Continue the passage about the model monitoring dashboard, starting after its last sentence.

* Document passage *
# # # # # # #
The models list: the fleet view
The models list page is the operational view. It has search, filter by tenant, filter by status (all/active/disabled/failing), and filter by tag. Tags are free-form strings you can add to any model, so you can group by environment (production, staging), by team, or by data domain.
Sort by health score ascending and the most degraded models float to the top. The health score is a composite across consecutive failure count, recent latency relative to the model’s own baseline, and uptime across the rolling windows. It is not a formal SLA calculation; it is a signal for where to look first.
The card for each model shows the health grade (A through F), the last run time, the consecutive failure count, and a quick-run button. That last one is useful during an investigation: rather than waiting for the next scheduled run, you can trigger a check immediately and watch the result appear in the history a few seconds later.
Uptime: putting numbers on it
The Uptime page is for the conversation with stakeholders who want to know how reliable their models are in terms they can put in a report.
Each model gets three rolling windows: last 24 hours, last 7 days, last 30 days. Each window shows total checks, successes, and uptime percentage with a colour-coded bar:
- 99.5% and above: green
- 95 to 99.5%: yellow
- 90 to 95%: orange
- Below 90%: red
Across the top of the table, the aggregate uptime across all models for each window gives a fleet-level headline. “Fleet availability last 7 days: 97.4%” is a concrete number to bring to a monthly review.
The same page also shows p95 latency trends per model. Uptime tells you whether the checks are succeeding. Latency tells you whether the models that are succeeding are doing so at acceptable speed.
Radar: the visual overview
The radar page is the one I use when I want to scan the whole fleet at a glance. It renders each model as a dot on a canvas, positioned by p95 latency on one axis and health score on the other, with dot size reflecting which models have the most weight (based on how frequently they run). Colour is the health grade.
In a healthy deployment most dots cluster in the top-left: low latency, high health score, green or lime. The outliers stand out immediately. A large red dot in the bottom-right means a high-frequency model with degraded health and elevated latency. That is the one to investigate first.
# # # # # # #
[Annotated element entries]

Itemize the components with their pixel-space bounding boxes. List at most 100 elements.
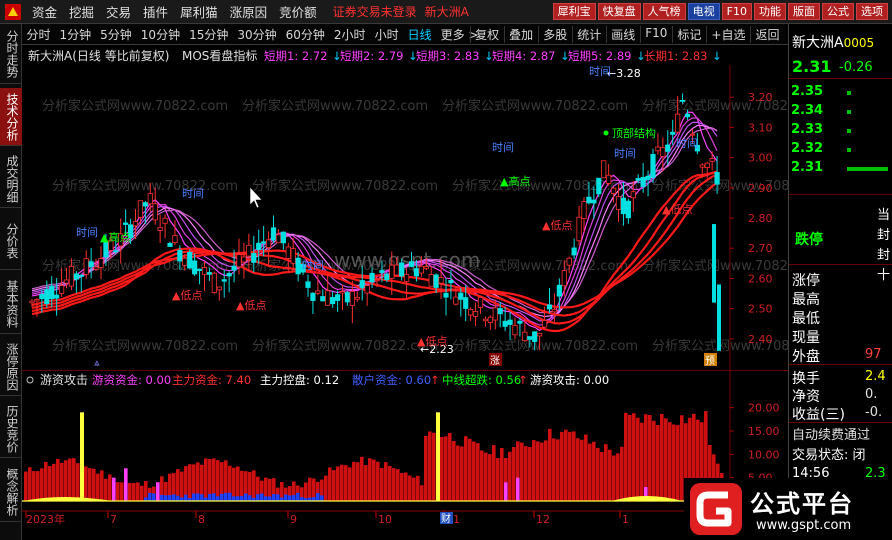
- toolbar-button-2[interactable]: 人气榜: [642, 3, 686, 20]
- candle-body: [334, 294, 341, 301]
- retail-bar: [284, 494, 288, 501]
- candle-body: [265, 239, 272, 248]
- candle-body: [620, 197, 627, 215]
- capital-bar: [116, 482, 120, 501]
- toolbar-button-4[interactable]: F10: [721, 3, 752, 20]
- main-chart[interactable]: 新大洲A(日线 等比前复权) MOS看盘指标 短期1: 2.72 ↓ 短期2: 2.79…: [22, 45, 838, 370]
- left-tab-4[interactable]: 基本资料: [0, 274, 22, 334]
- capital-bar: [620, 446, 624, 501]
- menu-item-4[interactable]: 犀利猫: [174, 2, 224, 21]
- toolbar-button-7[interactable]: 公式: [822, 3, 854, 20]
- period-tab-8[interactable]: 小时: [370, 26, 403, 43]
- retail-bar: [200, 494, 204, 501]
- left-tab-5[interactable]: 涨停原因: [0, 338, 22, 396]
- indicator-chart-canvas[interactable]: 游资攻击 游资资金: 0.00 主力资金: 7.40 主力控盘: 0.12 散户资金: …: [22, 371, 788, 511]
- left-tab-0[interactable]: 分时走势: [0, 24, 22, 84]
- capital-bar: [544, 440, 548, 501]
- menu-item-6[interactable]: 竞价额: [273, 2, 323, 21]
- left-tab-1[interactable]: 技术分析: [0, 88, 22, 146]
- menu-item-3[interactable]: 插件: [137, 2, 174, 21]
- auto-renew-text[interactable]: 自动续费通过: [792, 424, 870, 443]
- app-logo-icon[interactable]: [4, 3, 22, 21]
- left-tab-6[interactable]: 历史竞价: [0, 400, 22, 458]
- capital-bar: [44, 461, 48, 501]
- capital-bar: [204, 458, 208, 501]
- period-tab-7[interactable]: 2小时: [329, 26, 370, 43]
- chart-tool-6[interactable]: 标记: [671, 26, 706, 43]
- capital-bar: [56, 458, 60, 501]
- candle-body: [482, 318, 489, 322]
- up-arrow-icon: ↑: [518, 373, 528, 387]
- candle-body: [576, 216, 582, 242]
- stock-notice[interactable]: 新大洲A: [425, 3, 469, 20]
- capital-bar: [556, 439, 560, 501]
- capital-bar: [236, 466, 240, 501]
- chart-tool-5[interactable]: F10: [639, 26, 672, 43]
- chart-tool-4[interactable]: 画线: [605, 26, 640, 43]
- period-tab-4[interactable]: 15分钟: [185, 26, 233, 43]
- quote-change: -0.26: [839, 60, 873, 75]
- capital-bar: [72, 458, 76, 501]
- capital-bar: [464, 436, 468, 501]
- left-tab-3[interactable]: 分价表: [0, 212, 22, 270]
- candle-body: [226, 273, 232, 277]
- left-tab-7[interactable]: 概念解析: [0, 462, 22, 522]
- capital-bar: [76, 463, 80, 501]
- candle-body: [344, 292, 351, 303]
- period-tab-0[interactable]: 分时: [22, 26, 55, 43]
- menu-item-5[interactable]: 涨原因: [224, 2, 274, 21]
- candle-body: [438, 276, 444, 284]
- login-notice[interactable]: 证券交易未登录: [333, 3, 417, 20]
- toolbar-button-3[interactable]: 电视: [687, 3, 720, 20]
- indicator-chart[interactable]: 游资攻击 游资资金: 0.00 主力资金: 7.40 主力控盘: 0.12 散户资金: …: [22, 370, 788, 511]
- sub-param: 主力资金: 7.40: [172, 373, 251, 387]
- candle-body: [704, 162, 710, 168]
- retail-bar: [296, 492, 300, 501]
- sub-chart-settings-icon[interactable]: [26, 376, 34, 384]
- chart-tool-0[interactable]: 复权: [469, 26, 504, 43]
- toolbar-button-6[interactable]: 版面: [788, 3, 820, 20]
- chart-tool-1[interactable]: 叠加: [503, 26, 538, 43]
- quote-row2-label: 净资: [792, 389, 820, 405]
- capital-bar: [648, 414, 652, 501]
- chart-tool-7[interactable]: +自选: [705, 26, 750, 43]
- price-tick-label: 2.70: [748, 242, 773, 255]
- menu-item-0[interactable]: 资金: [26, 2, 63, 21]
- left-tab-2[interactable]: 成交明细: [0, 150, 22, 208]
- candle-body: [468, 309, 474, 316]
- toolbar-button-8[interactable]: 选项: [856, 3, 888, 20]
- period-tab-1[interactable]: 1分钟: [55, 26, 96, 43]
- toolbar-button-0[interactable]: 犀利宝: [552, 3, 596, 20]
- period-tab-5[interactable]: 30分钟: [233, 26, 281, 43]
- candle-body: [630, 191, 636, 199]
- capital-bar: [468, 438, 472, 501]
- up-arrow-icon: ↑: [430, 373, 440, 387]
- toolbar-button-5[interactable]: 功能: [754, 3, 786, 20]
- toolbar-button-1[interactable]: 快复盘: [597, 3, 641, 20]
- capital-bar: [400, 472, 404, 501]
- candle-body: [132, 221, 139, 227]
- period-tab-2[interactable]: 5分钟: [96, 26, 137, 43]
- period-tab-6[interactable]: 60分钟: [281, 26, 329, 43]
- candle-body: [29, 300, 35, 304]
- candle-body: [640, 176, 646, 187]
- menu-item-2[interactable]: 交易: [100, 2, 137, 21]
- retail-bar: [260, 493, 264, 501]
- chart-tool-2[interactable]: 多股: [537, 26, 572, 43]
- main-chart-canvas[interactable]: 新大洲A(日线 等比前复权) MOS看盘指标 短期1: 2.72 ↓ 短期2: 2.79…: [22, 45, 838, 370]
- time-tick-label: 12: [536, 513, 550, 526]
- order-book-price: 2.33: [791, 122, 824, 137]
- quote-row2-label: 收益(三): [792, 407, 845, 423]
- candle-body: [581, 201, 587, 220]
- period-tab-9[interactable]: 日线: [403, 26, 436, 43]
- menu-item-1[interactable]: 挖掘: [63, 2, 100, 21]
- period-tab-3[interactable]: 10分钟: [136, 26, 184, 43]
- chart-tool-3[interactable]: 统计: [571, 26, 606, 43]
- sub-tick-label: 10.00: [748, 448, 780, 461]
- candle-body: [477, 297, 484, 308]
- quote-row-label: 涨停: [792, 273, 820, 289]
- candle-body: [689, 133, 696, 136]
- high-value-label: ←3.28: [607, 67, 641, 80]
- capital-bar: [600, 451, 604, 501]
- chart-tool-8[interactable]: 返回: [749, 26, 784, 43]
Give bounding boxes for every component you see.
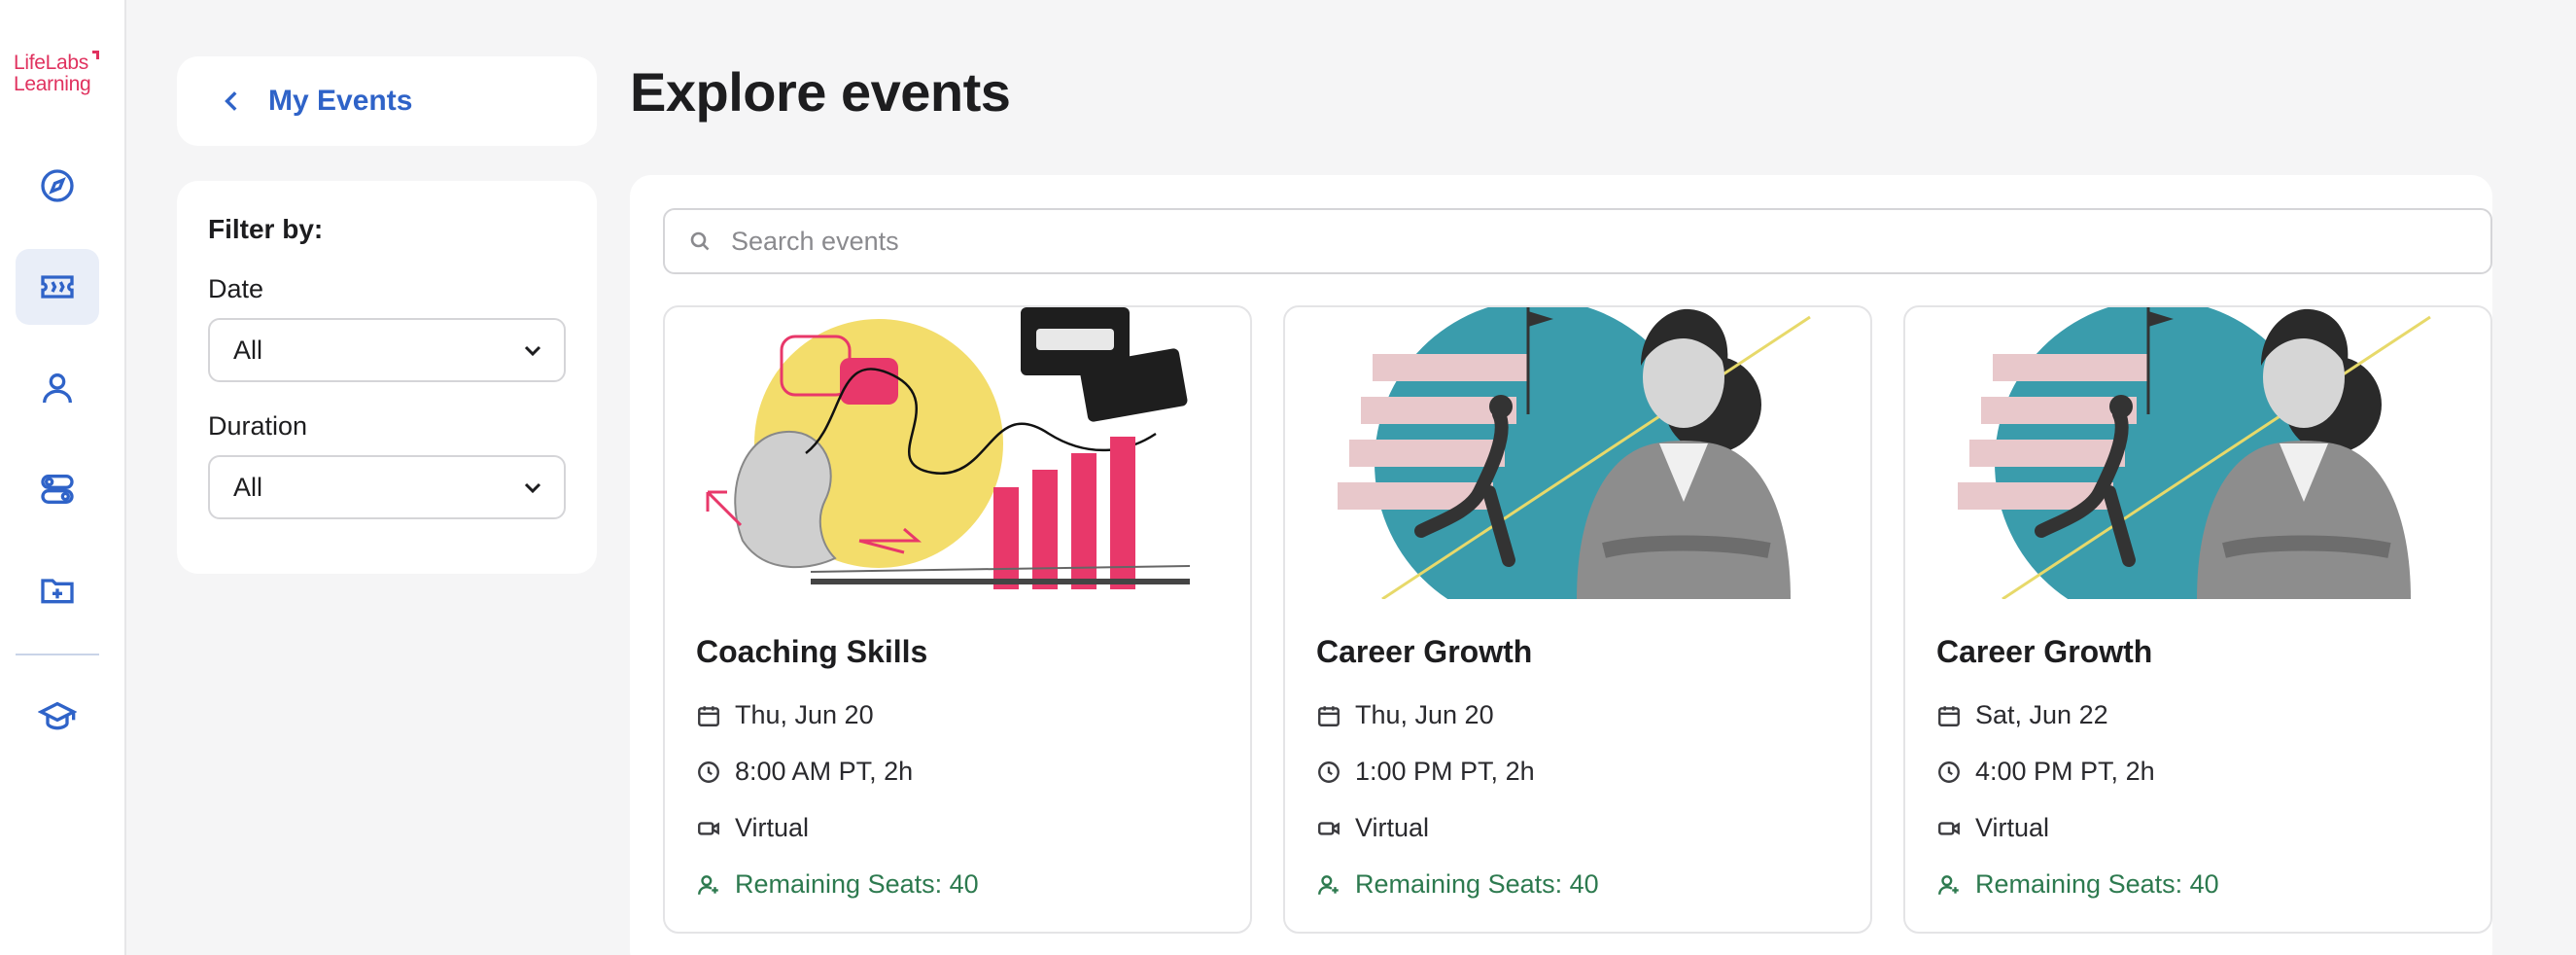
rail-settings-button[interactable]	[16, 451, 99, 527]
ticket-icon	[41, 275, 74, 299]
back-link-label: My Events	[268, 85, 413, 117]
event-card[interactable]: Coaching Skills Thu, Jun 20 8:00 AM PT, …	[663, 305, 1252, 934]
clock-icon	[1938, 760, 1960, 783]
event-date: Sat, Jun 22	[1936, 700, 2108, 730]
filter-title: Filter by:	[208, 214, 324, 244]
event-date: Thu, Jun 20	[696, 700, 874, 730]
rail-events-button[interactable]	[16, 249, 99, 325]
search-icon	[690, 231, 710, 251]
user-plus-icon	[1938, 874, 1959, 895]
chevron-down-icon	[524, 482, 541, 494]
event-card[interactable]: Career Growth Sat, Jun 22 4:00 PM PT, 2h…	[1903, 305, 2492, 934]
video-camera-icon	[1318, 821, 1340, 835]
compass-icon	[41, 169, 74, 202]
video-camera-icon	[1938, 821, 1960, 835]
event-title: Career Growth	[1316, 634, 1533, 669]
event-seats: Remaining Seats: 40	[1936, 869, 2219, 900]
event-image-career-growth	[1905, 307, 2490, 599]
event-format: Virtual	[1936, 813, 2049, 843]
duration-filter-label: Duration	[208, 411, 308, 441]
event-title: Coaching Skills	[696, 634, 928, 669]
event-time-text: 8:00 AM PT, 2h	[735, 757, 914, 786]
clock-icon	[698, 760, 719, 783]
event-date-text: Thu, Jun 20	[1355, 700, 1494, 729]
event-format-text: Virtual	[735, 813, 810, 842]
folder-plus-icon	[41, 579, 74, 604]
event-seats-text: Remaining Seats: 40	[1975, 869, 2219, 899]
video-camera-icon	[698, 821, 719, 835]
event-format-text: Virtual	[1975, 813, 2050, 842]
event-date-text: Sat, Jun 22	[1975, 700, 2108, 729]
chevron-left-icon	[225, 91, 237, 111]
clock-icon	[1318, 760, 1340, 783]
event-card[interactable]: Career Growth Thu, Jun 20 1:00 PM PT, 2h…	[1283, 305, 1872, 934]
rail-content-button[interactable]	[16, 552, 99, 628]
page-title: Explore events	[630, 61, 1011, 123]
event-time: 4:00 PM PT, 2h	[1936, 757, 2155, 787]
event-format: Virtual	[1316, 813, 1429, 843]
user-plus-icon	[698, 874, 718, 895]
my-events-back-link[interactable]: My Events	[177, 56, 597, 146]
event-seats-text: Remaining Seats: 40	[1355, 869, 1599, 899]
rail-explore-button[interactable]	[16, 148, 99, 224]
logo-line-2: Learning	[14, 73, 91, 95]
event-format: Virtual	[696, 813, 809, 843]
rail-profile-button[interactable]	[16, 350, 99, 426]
# # # # # # #
* Answer to the task *
Hovering a dot shows a tooltip with model name, tenant, score, grade, and current p95 in milliseconds.
Maintenance windows: the expected failures
One thing that caused false alarms early on was scheduled maintenance. The underlying SQL Server gets taken offline every Saturday between 2 and 4 AM. The canary runs every 30 minutes. The result: a string of failures, the at-risk counter climbing, an alert firing at 2:15 AM for something everyone already knew was happening.
Maintenance windows solve that. Each window has a start time, end time, and day-of-week pattern. Two flags control what happens during the window. suppressAlerts keeps running checks and recording results but does not fire webhooks. skipCanary stops running checks entirely, which is what you want when the data source is deliberately taken offline.
The scheduler checks for an active window before it enqueues a job. If skipCanary is set, it advances the next run time and skips the queue. The model’s consecutive failure counter does not increment. When the window ends, monitoring resumes from a clean state.
Webhooks: getting alerted
The dashboard is useful when you are looking at it. For everything else there are webhooks.
A webhook fires on three events: a model transitioning from healthy to failing, a model recovering after failures, and a model being auto-disabled. You configure one or more webhook URLs on a model, each with an optional shared secret. The payload is a JSON object with the event type, model name, tenant, and a details string.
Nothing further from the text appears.